- [Task requirements] Single out the lines of the material that contain "this" and copy them.

- [Stored records]
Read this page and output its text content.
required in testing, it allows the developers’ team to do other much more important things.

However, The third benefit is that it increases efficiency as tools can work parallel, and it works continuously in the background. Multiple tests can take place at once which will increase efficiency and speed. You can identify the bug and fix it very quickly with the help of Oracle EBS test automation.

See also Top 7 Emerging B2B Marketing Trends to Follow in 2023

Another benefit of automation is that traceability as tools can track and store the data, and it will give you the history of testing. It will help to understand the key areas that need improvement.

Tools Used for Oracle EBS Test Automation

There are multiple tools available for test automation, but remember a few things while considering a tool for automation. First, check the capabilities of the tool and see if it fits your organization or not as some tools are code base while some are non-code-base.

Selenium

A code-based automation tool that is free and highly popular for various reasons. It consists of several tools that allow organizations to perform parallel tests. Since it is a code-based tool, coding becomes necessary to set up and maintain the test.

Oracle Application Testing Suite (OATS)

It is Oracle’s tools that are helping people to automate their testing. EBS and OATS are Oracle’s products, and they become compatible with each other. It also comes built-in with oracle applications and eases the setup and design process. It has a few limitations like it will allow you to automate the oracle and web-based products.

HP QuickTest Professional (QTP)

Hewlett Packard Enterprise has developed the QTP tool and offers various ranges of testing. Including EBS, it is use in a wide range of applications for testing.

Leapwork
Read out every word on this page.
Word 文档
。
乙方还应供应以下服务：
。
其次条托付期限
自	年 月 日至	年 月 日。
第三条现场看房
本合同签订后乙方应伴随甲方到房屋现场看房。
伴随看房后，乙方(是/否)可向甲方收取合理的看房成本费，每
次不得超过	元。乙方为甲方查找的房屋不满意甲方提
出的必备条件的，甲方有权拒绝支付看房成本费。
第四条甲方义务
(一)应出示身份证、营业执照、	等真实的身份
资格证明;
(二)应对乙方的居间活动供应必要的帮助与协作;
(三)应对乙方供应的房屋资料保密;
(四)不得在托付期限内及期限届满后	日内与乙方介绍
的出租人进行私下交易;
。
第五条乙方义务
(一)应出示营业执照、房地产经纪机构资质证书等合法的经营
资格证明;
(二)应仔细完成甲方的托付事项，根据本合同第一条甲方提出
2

- [Result below]
Read this page and output its text content.
Read out every word on this page.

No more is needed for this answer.